> WORKING DATA
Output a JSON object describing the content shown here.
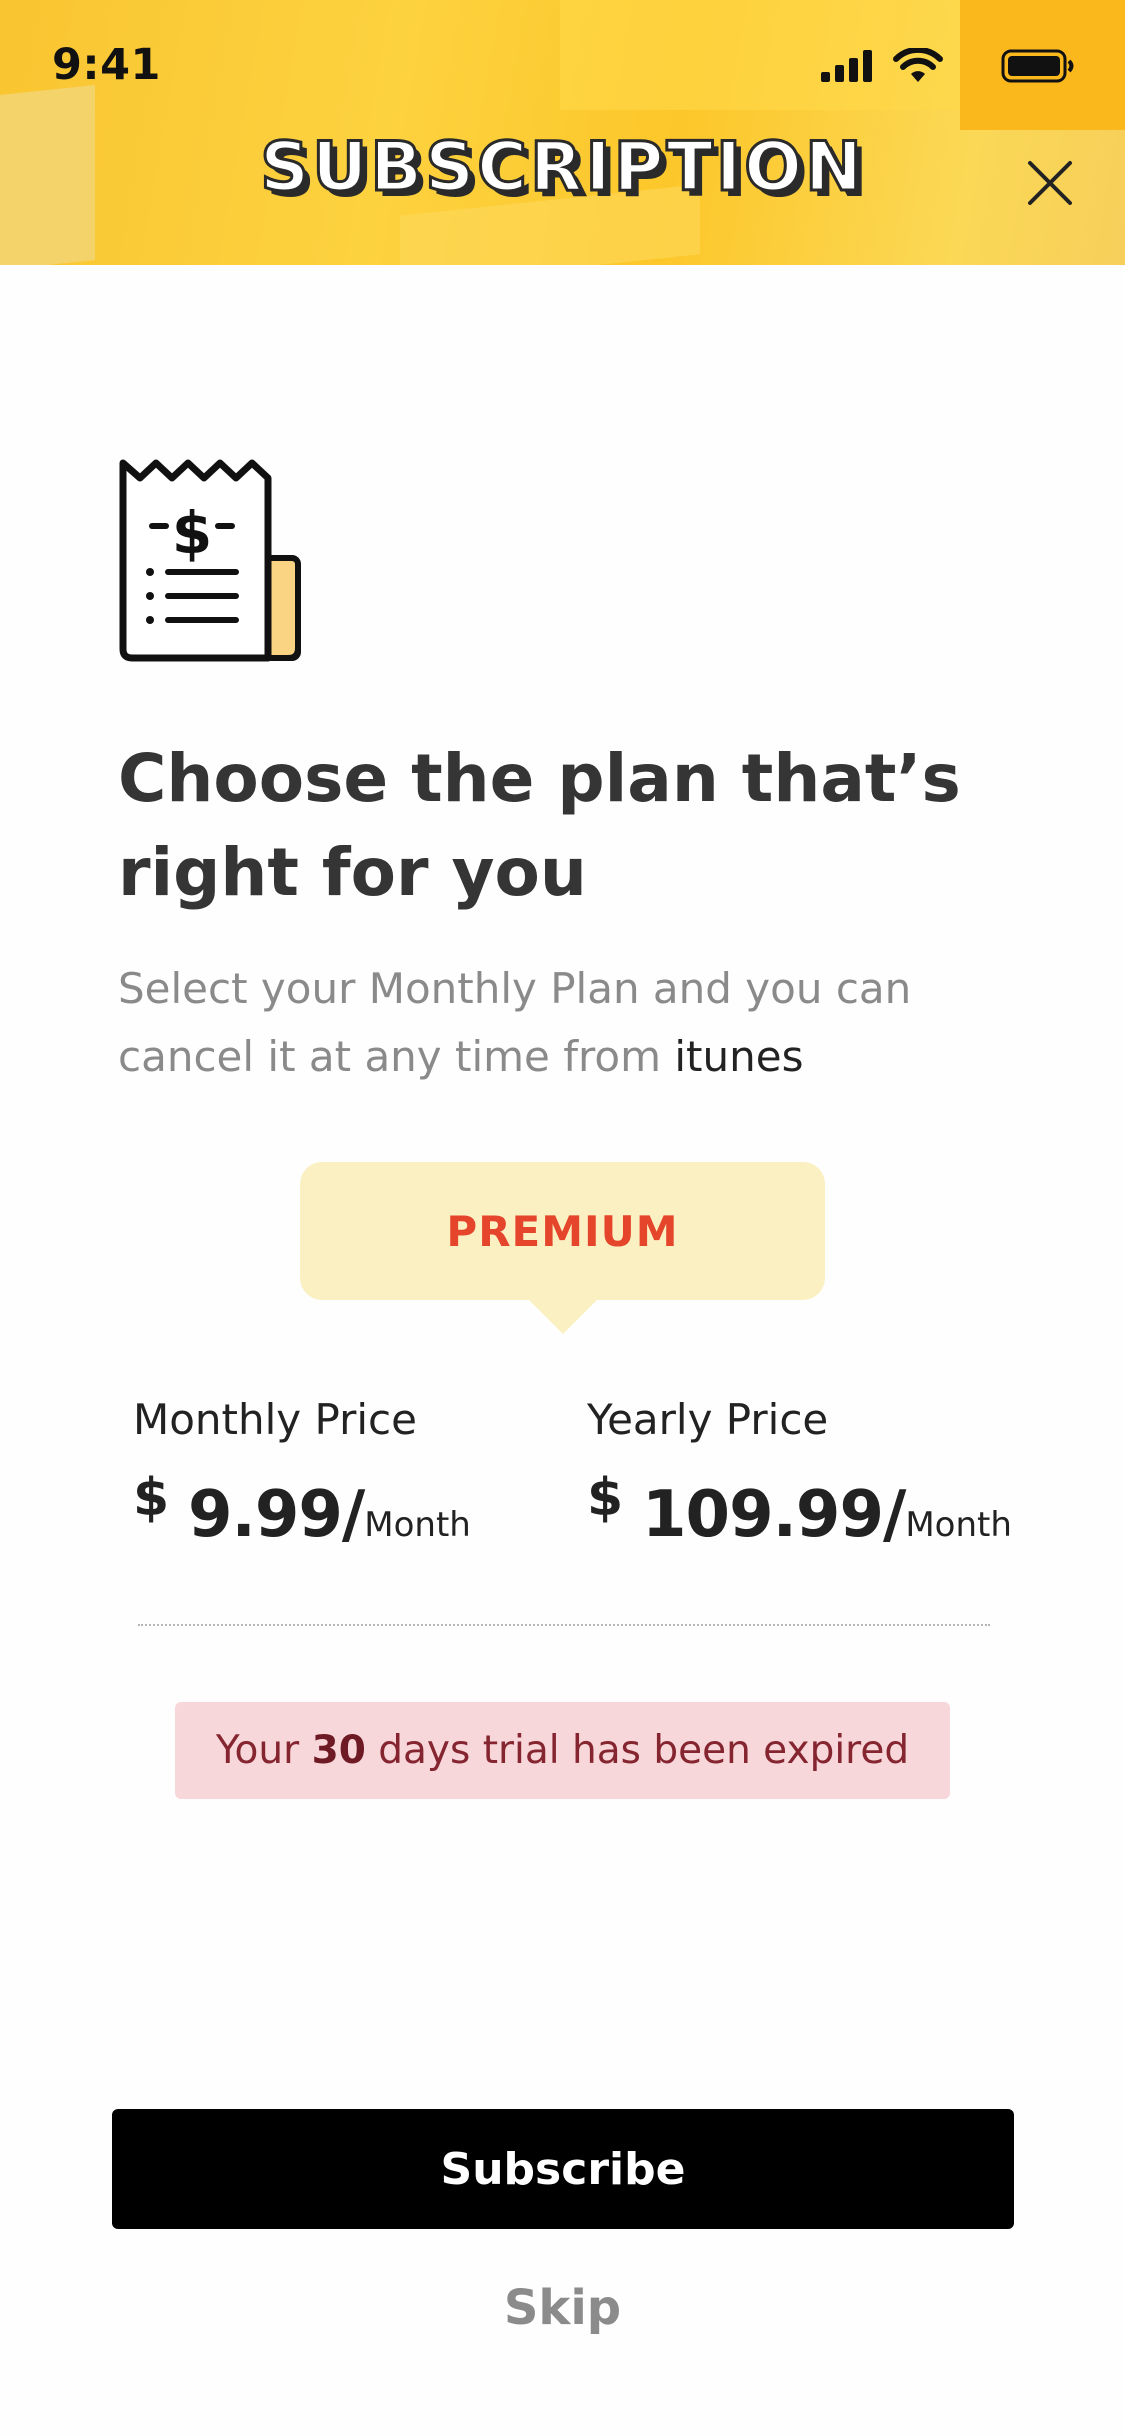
{
  "status_bar": {
    "time": "9:41",
    "icons": [
      "cellular-signal-icon",
      "wifi-icon",
      "battery-icon"
    ]
  },
  "header": {
    "title": "SUBSCRIPTION",
    "close_icon": "close-icon",
    "colors": {
      "background": "#fcc72a",
      "title_outline": "#2a2a2a"
    }
  },
  "hero": {
    "icon": "receipt-dollar-icon",
    "title": "Choose the plan that’s right for you",
    "subtitle_lead": "Select your Monthly Plan and you can cancel it at any time from",
    "subtitle_highlight": "itunes"
  },
  "plan": {
    "name": "PREMIUM",
    "colors": {
      "bubble": "#fbf0c2",
      "text": "#e4452b"
    }
  },
  "prices": {
    "monthly": {
      "label": "Monthly Price",
      "currency": "$",
      "amount": "9.99/",
      "period": "Month"
    },
    "yearly": {
      "label": "Yearly Price",
      "currency": "$",
      "amount": "109.99/",
      "period": "Month"
    }
  },
  "trial_notice": {
    "before": "Your",
    "days": "30",
    "after": "days trial has been expired",
    "colors": {
      "background": "#f8d7da",
      "text": "#852530"
    }
  },
  "actions": {
    "subscribe_label": "Subscribe",
    "skip_label": "Skip"
  }
}
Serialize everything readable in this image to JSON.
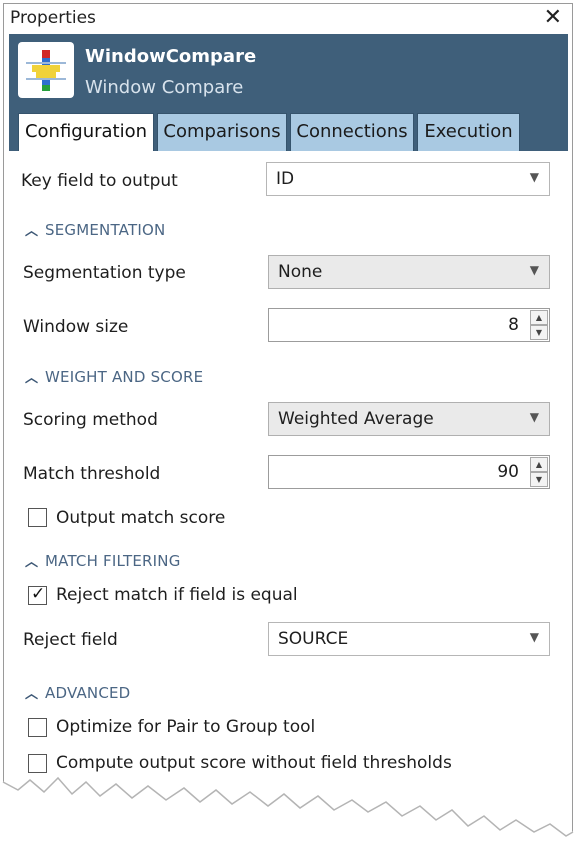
{
  "window": {
    "title": "Properties",
    "close_glyph": "✕"
  },
  "tool": {
    "name": "WindowCompare",
    "subtitle": "Window Compare",
    "icon": "window-compare-icon"
  },
  "tabs": [
    {
      "label": "Configuration",
      "active": true
    },
    {
      "label": "Comparisons",
      "active": false
    },
    {
      "label": "Connections",
      "active": false
    },
    {
      "label": "Execution",
      "active": false
    }
  ],
  "config": {
    "key_field": {
      "label": "Key field to output",
      "value": "ID"
    },
    "segmentation": {
      "header": "SEGMENTATION",
      "type_label": "Segmentation type",
      "type_value": "None",
      "window_label": "Window size",
      "window_value": "8"
    },
    "weight": {
      "header": "WEIGHT AND SCORE",
      "method_label": "Scoring method",
      "method_value": "Weighted Average",
      "threshold_label": "Match threshold",
      "threshold_value": "90",
      "output_score_label": "Output match score",
      "output_score_checked": false
    },
    "filtering": {
      "header": "MATCH FILTERING",
      "reject_equal_label": "Reject match if field is equal",
      "reject_equal_checked": true,
      "reject_field_label": "Reject field",
      "reject_field_value": "SOURCE"
    },
    "advanced": {
      "header": "ADVANCED",
      "optimize_label": "Optimize for Pair to Group tool",
      "optimize_checked": false,
      "compute_label": "Compute output score without field thresholds",
      "compute_checked": false
    }
  },
  "colors": {
    "header_bg": "#3f5f7a",
    "tab_bg": "#a9c9e2",
    "section_text": "#4b6684"
  }
}
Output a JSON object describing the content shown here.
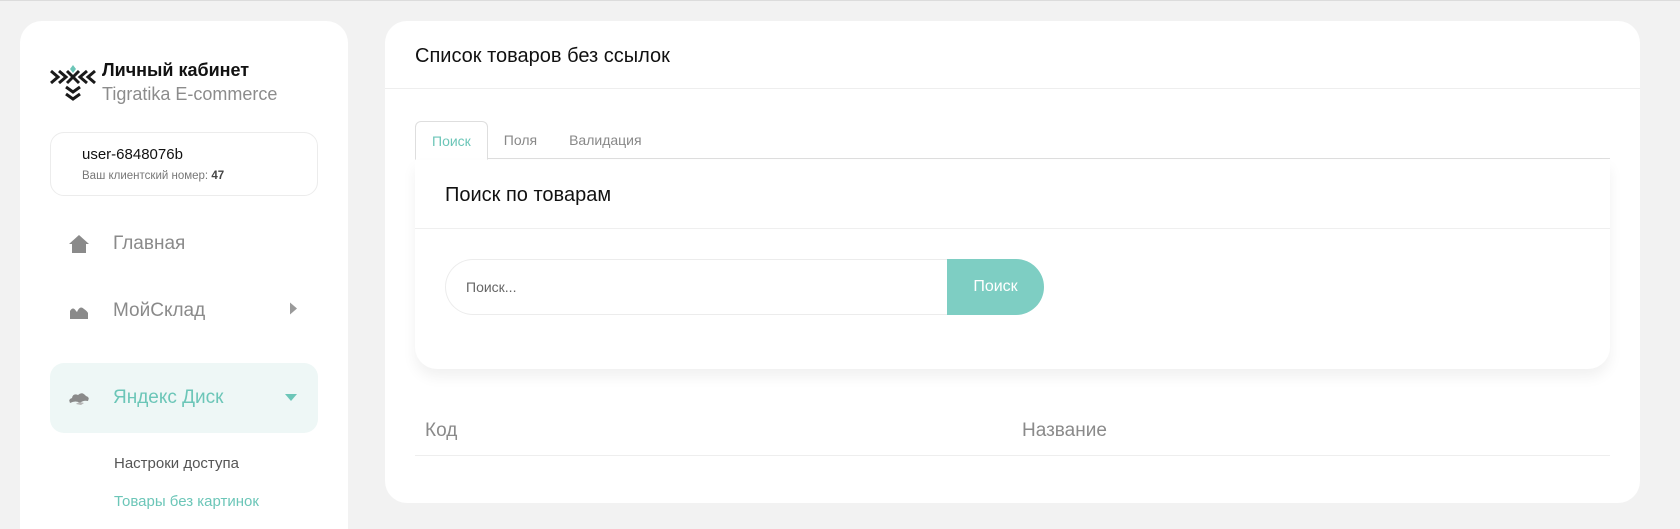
{
  "brand": {
    "title": "Личный кабинет",
    "subtitle": "Tigratika E-commerce"
  },
  "user": {
    "name": "user-6848076b",
    "client_label": "Ваш клиентский номер:",
    "client_number": "47"
  },
  "nav": {
    "items": [
      {
        "label": "Главная",
        "icon": "home-icon"
      },
      {
        "label": "МойСклад",
        "icon": "warehouse-icon"
      },
      {
        "label": "Яндекс Диск",
        "icon": "cloud-icon",
        "active": true
      }
    ],
    "sub_items": [
      {
        "label": "Настроки доступа"
      },
      {
        "label": "Товары без картинок",
        "active": true
      }
    ]
  },
  "main": {
    "title": "Список товаров без ссылок",
    "tabs": [
      {
        "label": "Поиск",
        "active": true
      },
      {
        "label": "Поля"
      },
      {
        "label": "Валидация"
      }
    ],
    "search_card": {
      "title": "Поиск по товарам",
      "placeholder": "Поиск...",
      "button_label": "Поиск"
    },
    "table": {
      "columns": [
        "Код",
        "Название"
      ]
    }
  },
  "colors": {
    "accent": "#6cc6b8",
    "button": "#7ecec3",
    "active_bg": "#eef7f6"
  }
}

> TO DO
Print the records above exactly as they stand, but leave out the pictures.

> SOLUTION FOR THIS PROBLEM
Output a JSON object describing the content shown here.
{
  "status_bar": {
    "time": "9:41",
    "icons": [
      "cellular-signal-icon",
      "wifi-icon",
      "battery-icon"
    ]
  },
  "header": {
    "title": "SUBSCRIPTION",
    "close_icon": "close-icon",
    "colors": {
      "background": "#fcc72a",
      "title_outline": "#2a2a2a"
    }
  },
  "hero": {
    "icon": "receipt-dollar-icon",
    "title": "Choose the plan that’s right for you",
    "subtitle_lead": "Select your Monthly Plan and you can cancel it at any time from",
    "subtitle_highlight": "itunes"
  },
  "plan": {
    "name": "PREMIUM",
    "colors": {
      "bubble": "#fbf0c2",
      "text": "#e4452b"
    }
  },
  "prices": {
    "monthly": {
      "label": "Monthly Price",
      "currency": "$",
      "amount": "9.99/",
      "period": "Month"
    },
    "yearly": {
      "label": "Yearly Price",
      "currency": "$",
      "amount": "109.99/",
      "period": "Month"
    }
  },
  "trial_notice": {
    "before": "Your",
    "days": "30",
    "after": "days trial has been expired",
    "colors": {
      "background": "#f8d7da",
      "text": "#852530"
    }
  },
  "actions": {
    "subscribe_label": "Subscribe",
    "skip_label": "Skip"
  }
}
Serialize everything readable in this image to JSON.
{
  "window": {
    "title": "Properties",
    "close_glyph": "✕"
  },
  "tool": {
    "name": "WindowCompare",
    "subtitle": "Window Compare",
    "icon": "window-compare-icon"
  },
  "tabs": [
    {
      "label": "Configuration",
      "active": true
    },
    {
      "label": "Comparisons",
      "active": false
    },
    {
      "label": "Connections",
      "active": false
    },
    {
      "label": "Execution",
      "active": false
    }
  ],
  "config": {
    "key_field": {
      "label": "Key field to output",
      "value": "ID"
    },
    "segmentation": {
      "header": "SEGMENTATION",
      "type_label": "Segmentation type",
      "type_value": "None",
      "window_label": "Window size",
      "window_value": "8"
    },
    "weight": {
      "header": "WEIGHT AND SCORE",
      "method_label": "Scoring method",
      "method_value": "Weighted Average",
      "threshold_label": "Match threshold",
      "threshold_value": "90",
      "output_score_label": "Output match score",
      "output_score_checked": false
    },
    "filtering": {
      "header": "MATCH FILTERING",
      "reject_equal_label": "Reject match if field is equal",
      "reject_equal_checked": true,
      "reject_field_label": "Reject field",
      "reject_field_value": "SOURCE"
    },
    "advanced": {
      "header": "ADVANCED",
      "optimize_label": "Optimize for Pair to Group tool",
      "optimize_checked": false,
      "compute_label": "Compute output score without field thresholds",
      "compute_checked": false
    }
  },
  "colors": {
    "header_bg": "#3f5f7a",
    "tab_bg": "#a9c9e2",
    "section_text": "#4b6684"
  }
}
Output a JSON object describing the content shown here.
{
  "brand": {
    "title": "Личный кабинет",
    "subtitle": "Tigratika E-commerce"
  },
  "user": {
    "name": "user-6848076b",
    "client_label": "Ваш клиентский номер:",
    "client_number": "47"
  },
  "nav": {
    "items": [
      {
        "label": "Главная",
        "icon": "home-icon"
      },
      {
        "label": "МойСклад",
        "icon": "warehouse-icon"
      },
      {
        "label": "Яндекс Диск",
        "icon": "cloud-icon",
        "active": true
      }
    ],
    "sub_items": [
      {
        "label": "Настроки доступа"
      },
      {
        "label": "Товары без картинок",
        "active": true
      }
    ]
  },
  "main": {
    "title": "Список товаров без ссылок",
    "tabs": [
      {
        "label": "Поиск",
        "active": true
      },
      {
        "label": "Поля"
      },
      {
        "label": "Валидация"
      }
    ],
    "search_card": {
      "title": "Поиск по товарам",
      "placeholder": "Поиск...",
      "button_label": "Поиск"
    },
    "table": {
      "columns": [
        "Код",
        "Название"
      ]
    }
  },
  "colors": {
    "accent": "#6cc6b8",
    "button": "#7ecec3",
    "active_bg": "#eef7f6"
  }
}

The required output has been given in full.